● **WRITTEN EXERCISE**
Everything in the listing should be restated word for word.

● **Collected data**
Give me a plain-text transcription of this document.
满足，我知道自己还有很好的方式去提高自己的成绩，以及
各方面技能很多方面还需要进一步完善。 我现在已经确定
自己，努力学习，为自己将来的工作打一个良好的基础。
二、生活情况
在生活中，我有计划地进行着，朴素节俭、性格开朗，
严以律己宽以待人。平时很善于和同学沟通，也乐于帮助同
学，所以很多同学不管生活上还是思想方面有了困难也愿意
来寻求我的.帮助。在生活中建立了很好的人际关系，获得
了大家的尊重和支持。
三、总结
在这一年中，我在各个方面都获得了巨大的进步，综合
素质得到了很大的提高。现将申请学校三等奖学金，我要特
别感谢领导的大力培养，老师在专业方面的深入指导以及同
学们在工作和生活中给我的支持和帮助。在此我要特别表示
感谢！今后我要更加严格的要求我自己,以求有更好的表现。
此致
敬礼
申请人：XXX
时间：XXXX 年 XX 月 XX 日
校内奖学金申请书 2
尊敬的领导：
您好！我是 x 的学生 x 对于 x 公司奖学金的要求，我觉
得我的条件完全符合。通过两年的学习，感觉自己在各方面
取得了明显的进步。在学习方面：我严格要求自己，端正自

● **REPLY**
Give me a plain-text transcription of this document.
满足，我知道自己还有很好的方式去提高自己的成绩，以及
各方面技能很多方面还需要进一步完善。 我现在已经确定
自己，努力学习，为自己将来的工作打一个良好的基础。
二、生活情况
在生活中，我有计划地进行着，朴素节俭、性格开朗，
严以律己宽以待人。平时很善于和同学沟通，也乐于帮助同
学，所以很多同学不管生活上还是思想方面有了困难也愿意
来寻求我的.帮助。在生活中建立了很好的人际关系，获得
了大家的尊重和支持。
三、总结
在这一年中，我在各个方面都获得了巨大的进步，综合
素质得到了很大的提高。现将申请学校三等奖学金，我要特
别感谢领导的大力培养，老师在专业方面的深入指导以及同
学们在工作和生活中给我的支持和帮助。在此我要特别表示
感谢！今后我要更加严格的要求我自己,以求有更好的表现。
此致
敬礼
申请人：XXX
时间：XXXX 年 XX 月 XX 日
校内奖学金申请书 2
尊敬的领导：
您好！我是 x 的学生 x 对于 x 公司奖学金的要求，我觉
得我的条件完全符合。通过两年的学习，感觉自己在各方面
取得了明显的进步。在学习方面：我严格要求自己，端正自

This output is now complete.